--- Begin Dataset entries ---

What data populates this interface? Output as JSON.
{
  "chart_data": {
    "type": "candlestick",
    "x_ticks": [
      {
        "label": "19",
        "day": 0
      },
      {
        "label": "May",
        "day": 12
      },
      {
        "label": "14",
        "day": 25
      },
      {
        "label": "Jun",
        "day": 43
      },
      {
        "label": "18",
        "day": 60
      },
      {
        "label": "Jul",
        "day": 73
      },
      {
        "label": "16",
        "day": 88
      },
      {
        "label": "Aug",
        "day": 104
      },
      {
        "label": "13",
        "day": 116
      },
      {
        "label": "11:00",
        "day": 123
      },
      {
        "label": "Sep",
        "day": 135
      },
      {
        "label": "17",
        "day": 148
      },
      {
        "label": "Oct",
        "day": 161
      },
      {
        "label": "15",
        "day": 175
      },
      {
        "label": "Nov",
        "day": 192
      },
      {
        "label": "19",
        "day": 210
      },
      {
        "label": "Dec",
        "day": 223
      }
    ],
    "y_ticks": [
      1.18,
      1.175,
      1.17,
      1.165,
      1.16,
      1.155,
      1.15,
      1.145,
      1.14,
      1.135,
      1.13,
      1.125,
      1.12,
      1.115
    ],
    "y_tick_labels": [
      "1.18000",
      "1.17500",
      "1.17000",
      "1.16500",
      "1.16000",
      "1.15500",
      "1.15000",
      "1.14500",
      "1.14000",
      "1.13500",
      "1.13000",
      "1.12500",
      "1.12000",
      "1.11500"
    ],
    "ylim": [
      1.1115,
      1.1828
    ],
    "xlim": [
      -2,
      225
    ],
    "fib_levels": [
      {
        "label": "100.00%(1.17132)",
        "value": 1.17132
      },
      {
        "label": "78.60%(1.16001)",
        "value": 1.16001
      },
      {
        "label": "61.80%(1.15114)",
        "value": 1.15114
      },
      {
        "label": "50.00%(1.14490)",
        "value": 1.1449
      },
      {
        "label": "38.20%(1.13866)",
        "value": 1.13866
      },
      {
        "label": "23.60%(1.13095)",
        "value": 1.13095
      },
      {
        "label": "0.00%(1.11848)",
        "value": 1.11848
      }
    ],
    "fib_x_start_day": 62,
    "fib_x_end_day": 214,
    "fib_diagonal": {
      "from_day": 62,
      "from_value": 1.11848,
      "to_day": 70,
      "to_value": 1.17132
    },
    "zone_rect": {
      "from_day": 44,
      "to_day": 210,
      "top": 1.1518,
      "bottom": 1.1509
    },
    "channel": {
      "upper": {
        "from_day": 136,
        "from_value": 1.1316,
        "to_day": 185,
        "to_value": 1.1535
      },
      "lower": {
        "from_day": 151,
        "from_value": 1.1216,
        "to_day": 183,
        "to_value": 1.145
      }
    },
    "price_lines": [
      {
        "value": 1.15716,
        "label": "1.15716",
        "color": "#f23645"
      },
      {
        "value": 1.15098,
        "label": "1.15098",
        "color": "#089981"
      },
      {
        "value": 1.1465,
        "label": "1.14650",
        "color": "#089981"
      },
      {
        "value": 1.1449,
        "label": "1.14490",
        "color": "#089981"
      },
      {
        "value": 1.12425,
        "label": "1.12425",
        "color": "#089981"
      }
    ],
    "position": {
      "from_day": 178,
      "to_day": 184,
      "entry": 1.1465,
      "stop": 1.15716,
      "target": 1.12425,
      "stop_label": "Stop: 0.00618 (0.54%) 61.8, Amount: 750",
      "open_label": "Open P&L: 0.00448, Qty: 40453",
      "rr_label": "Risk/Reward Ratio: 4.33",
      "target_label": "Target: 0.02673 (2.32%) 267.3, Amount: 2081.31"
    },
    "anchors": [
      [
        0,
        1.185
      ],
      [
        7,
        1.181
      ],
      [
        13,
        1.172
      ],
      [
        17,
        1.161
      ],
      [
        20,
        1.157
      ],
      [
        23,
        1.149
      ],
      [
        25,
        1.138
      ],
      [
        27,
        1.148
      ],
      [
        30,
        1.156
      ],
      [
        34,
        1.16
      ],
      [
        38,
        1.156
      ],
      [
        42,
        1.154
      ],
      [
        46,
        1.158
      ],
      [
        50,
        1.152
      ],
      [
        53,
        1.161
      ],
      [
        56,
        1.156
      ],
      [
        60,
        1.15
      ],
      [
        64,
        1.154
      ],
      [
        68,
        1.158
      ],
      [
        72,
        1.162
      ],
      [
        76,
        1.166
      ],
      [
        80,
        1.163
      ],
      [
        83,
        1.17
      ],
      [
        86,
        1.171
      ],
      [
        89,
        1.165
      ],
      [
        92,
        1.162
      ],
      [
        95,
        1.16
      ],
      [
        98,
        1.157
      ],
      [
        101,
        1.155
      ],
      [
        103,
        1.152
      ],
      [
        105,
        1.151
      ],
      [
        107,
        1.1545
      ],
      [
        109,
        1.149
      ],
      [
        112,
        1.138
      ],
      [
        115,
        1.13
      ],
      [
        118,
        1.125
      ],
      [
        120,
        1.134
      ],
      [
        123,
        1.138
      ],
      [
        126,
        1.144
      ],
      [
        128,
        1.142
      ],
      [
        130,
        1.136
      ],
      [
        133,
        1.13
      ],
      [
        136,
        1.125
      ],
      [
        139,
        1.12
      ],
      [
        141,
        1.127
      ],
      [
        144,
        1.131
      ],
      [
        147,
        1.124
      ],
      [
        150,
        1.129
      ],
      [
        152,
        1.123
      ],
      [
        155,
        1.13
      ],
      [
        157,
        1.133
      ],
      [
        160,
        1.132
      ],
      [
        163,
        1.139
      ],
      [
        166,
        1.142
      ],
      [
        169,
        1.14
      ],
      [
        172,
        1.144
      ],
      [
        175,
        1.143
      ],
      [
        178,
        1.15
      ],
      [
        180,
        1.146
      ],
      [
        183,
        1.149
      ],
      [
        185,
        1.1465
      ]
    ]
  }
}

--- End Dataset entries ---

* [Task objective]:
Give back each line above precisely as it stands.

* [In response]:
What data populates this interface? Output as JSON.
{
  "chart_data": {
    "type": "candlestick",
    "x_ticks": [
      {
        "label": "19",
        "day": 0
      },
      {
        "label": "May",
        "day": 12
      },
      {
        "label": "14",
        "day": 25
      },
      {
        "label": "Jun",
        "day": 43
      },
      {
        "label": "18",
        "day": 60
      },
      {
        "label": "Jul",
        "day": 73
      },
      {
        "label": "16",
        "day": 88
      },
      {
        "label": "Aug",
        "day": 104
      },
      {
        "label": "13",
        "day": 116
      },
      {
        "label": "11:00",
        "day": 123
      },
      {
        "label": "Sep",
        "day": 135
      },
      {
        "label": "17",
        "day": 148
      },
      {
        "label": "Oct",
        "day": 161
      },
      {
        "label": "15",
        "day": 175
      },
      {
        "label": "Nov",
        "day": 192
      },
      {
        "label": "19",
        "day": 210
      },
      {
        "label": "Dec",
        "day": 223
      }
    ],
    "y_ticks": [
      1.18,
      1.175,
      1.17,
      1.165,
      1.16,
      1.155,
      1.15,
      1.145,
      1.14,
      1.135,
      1.13,
      1.125,
      1.12,
      1.115
    ],
    "y_tick_labels": [
      "1.18000",
      "1.17500",
      "1.17000",
      "1.16500",
      "1.16000",
      "1.15500",
      "1.15000",
      "1.14500",
      "1.14000",
      "1.13500",
      "1.13000",
      "1.12500",
      "1.12000",
      "1.11500"
    ],
    "ylim": [
      1.1115,
      1.1828
    ],
    "xlim": [
      -2,
      225
    ],
    "fib_levels": [
      {
        "label": "100.00%(1.17132)",
        "value": 1.17132
      },
      {
        "label": "78.60%(1.16001)",
        "value": 1.16001
      },
      {
        "label": "61.80%(1.15114)",
        "value": 1.15114
      },
      {
        "label": "50.00%(1.14490)",
        "value": 1.1449
      },
      {
        "label": "38.20%(1.13866)",
        "value": 1.13866
      },
      {
        "label": "23.60%(1.13095)",
        "value": 1.13095
      },
      {
        "label": "0.00%(1.11848)",
        "value": 1.11848
      }
    ],
    "fib_x_start_day": 62,
    "fib_x_end_day": 214,
    "fib_diagonal": {
      "from_day": 62,
      "from_value": 1.11848,
      "to_day": 70,
      "to_value": 1.17132
    },
    "zone_rect": {
      "from_day": 44,
      "to_day": 210,
      "top": 1.1518,
      "bottom": 1.1509
    },
    "channel": {
      "upper": {
        "from_day": 136,
        "from_value": 1.1316,
        "to_day": 185,
        "to_value": 1.1535
      },
      "lower": {
        "from_day": 151,
        "from_value": 1.1216,
        "to_day": 183,
        "to_value": 1.145
      }
    },
    "price_lines": [
      {
        "value": 1.15716,
        "label": "1.15716",
        "color": "#f23645"
      },
      {
        "value": 1.15098,
        "label": "1.15098",
        "color": "#089981"
      },
      {
        "value": 1.1465,
        "label": "1.14650",
        "color": "#089981"
      },
      {
        "value": 1.1449,
        "label": "1.14490",
        "color": "#089981"
      },
      {
        "value": 1.12425,
        "label": "1.12425",
        "color": "#089981"
      }
    ],
    "position": {
      "from_day": 178,
      "to_day": 184,
      "entry": 1.1465,
      "stop": 1.15716,
      "target": 1.12425,
      "stop_label": "Stop: 0.00618 (0.54%) 61.8, Amount: 750",
      "open_label": "Open P&L: 0.00448, Qty: 40453",
      "rr_label": "Risk/Reward Ratio: 4.33",
      "target_label": "Target: 0.02673 (2.32%) 267.3, Amount: 2081.31"
    },
    "anchors": [
      [
        0,
        1.185
      ],
      [
        7,
        1.181
      ],
      [
        13,
        1.172
      ],
      [
        17,
        1.161
      ],
      [
        20,
        1.157
      ],
      [
        23,
        1.149
      ],
      [
        25,
        1.138
      ],
      [
        27,
        1.148
      ],
      [
        30,
        1.156
      ],
      [
        34,
        1.16
      ],
      [
        38,
        1.156
      ],
      [
        42,
        1.154
      ],
      [
        46,
        1.158
      ],
      [
        50,
        1.152
      ],
      [
        53,
        1.161
      ],
      [
        56,
        1.156
      ],
      [
        60,
        1.15
      ],
      [
        64,
        1.154
      ],
      [
        68,
        1.158
      ],
      [
        72,
        1.162
      ],
      [
        76,
        1.166
      ],
      [
        80,
        1.163
      ],
      [
        83,
        1.17
      ],
      [
        86,
        1.171
      ],
      [
        89,
        1.165
      ],
      [
        92,
        1.162
      ],
      [
        95,
        1.16
      ],
      [
        98,
        1.157
      ],
      [
        101,
        1.155
      ],
      [
        103,
        1.152
      ],
      [
        105,
        1.151
      ],
      [
        107,
        1.1545
      ],
      [
        109,
        1.149
      ],
      [
        112,
        1.138
      ],
      [
        115,
        1.13
      ],
      [
        118,
        1.125
      ],
      [
        120,
        1.134
      ],
      [
        123,
        1.138
      ],
      [
        126,
        1.144
      ],
      [
        128,
        1.142
      ],
      [
        130,
        1.136
      ],
      [
        133,
        1.13
      ],
      [
        136,
        1.125
      ],
      [
        139,
        1.12
      ],
      [
        141,
        1.127
      ],
      [
        144,
        1.131
      ],
      [
        147,
        1.124
      ],
      [
        150,
        1.129
      ],
      [
        152,
        1.123
      ],
      [
        155,
        1.13
      ],
      [
        157,
        1.133
      ],
      [
        160,
        1.132
      ],
      [
        163,
        1.139
      ],
      [
        166,
        1.142
      ],
      [
        169,
        1.14
      ],
      [
        172,
        1.144
      ],
      [
        175,
        1.143
      ],
      [
        178,
        1.15
      ],
      [
        180,
        1.146
      ],
      [
        183,
        1.149
      ],
      [
        185,
        1.1465
      ]
    ]
  }
}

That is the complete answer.